Written request:
Separate out the lines that hold "výstupy".

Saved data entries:

━━━━━━━━━━━━━━━━━━━━

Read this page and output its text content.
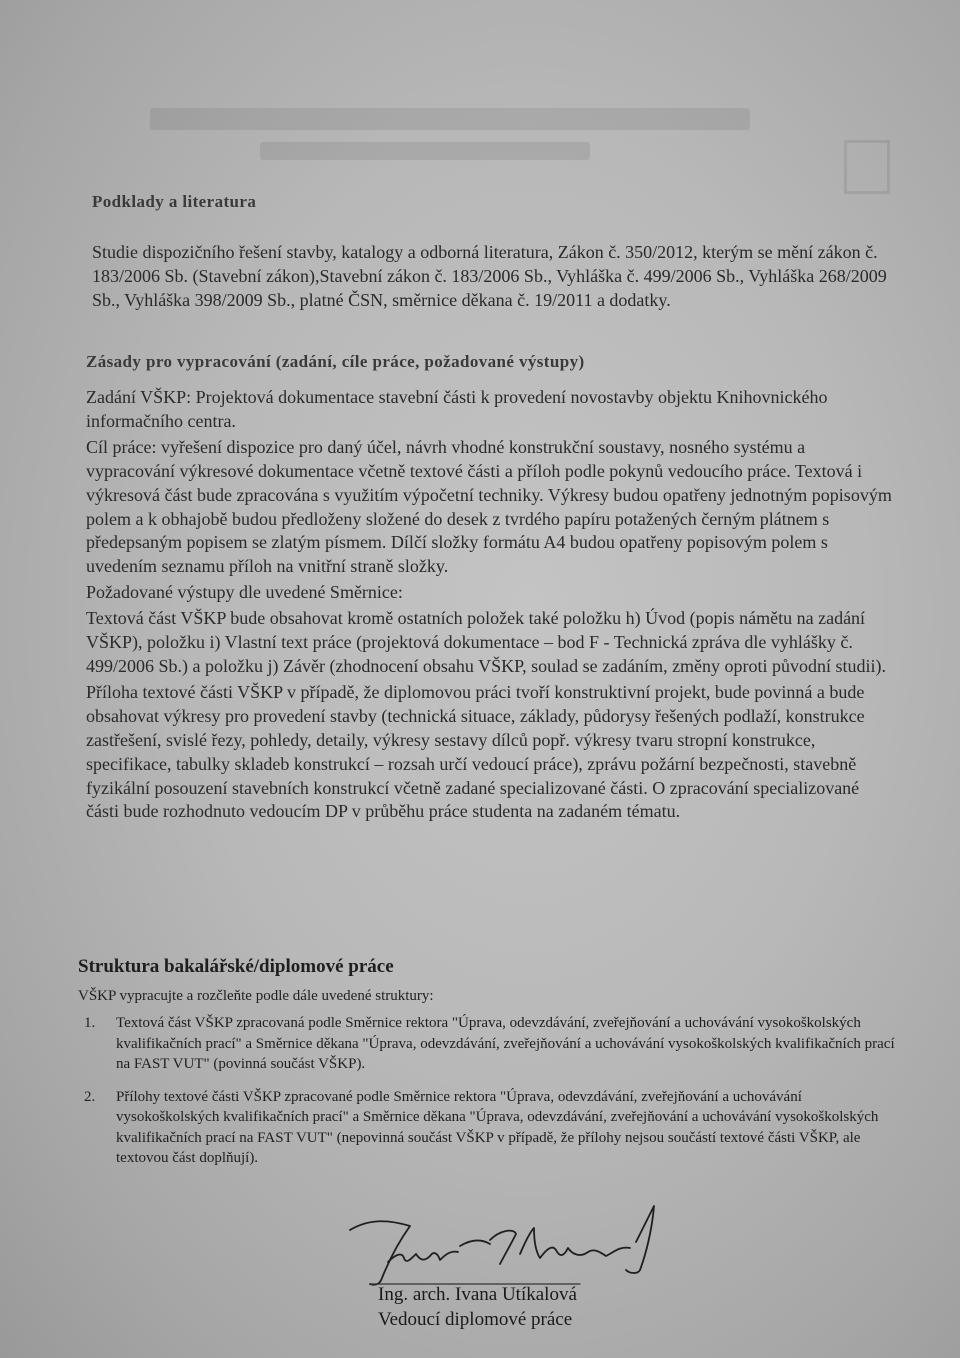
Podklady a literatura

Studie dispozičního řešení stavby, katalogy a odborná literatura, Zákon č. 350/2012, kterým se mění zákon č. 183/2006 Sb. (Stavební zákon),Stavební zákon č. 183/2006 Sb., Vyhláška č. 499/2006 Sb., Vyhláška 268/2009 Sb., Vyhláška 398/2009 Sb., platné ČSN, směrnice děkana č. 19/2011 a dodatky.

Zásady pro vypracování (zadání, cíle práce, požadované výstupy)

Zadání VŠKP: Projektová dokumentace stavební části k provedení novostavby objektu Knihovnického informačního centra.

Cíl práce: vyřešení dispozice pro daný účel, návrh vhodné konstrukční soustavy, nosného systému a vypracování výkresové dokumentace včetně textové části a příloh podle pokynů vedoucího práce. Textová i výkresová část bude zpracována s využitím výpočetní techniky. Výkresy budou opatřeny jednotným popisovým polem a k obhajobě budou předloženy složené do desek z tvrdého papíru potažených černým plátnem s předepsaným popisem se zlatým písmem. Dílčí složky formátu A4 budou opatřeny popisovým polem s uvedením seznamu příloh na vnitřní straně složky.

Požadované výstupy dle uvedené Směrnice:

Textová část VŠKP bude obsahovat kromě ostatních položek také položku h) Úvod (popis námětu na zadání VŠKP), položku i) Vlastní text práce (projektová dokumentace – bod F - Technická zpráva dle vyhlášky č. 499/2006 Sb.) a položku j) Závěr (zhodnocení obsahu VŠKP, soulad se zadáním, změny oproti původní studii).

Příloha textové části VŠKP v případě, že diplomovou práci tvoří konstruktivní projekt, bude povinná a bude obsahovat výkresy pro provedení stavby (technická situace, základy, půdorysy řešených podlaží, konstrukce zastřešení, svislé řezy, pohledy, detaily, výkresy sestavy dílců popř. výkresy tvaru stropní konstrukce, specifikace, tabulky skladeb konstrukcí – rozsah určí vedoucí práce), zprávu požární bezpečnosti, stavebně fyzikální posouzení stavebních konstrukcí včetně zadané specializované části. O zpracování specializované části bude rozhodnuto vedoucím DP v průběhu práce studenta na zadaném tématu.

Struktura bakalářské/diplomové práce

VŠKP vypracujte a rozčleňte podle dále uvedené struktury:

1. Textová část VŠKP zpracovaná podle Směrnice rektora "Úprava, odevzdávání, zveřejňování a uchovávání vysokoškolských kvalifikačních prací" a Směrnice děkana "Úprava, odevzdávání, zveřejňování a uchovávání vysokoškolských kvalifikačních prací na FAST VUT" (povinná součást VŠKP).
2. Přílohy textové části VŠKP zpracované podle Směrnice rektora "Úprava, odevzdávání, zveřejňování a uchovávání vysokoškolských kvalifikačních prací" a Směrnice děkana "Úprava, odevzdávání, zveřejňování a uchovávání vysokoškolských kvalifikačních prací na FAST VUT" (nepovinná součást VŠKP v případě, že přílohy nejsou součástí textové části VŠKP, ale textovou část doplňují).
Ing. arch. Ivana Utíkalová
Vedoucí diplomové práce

━━━━━━━━━━━━━━━━━━━━

Task response:
Zásady pro vypracování (zadání, cíle práce, požadované výstupy)
Požadované výstupy dle uvedené Směrnice:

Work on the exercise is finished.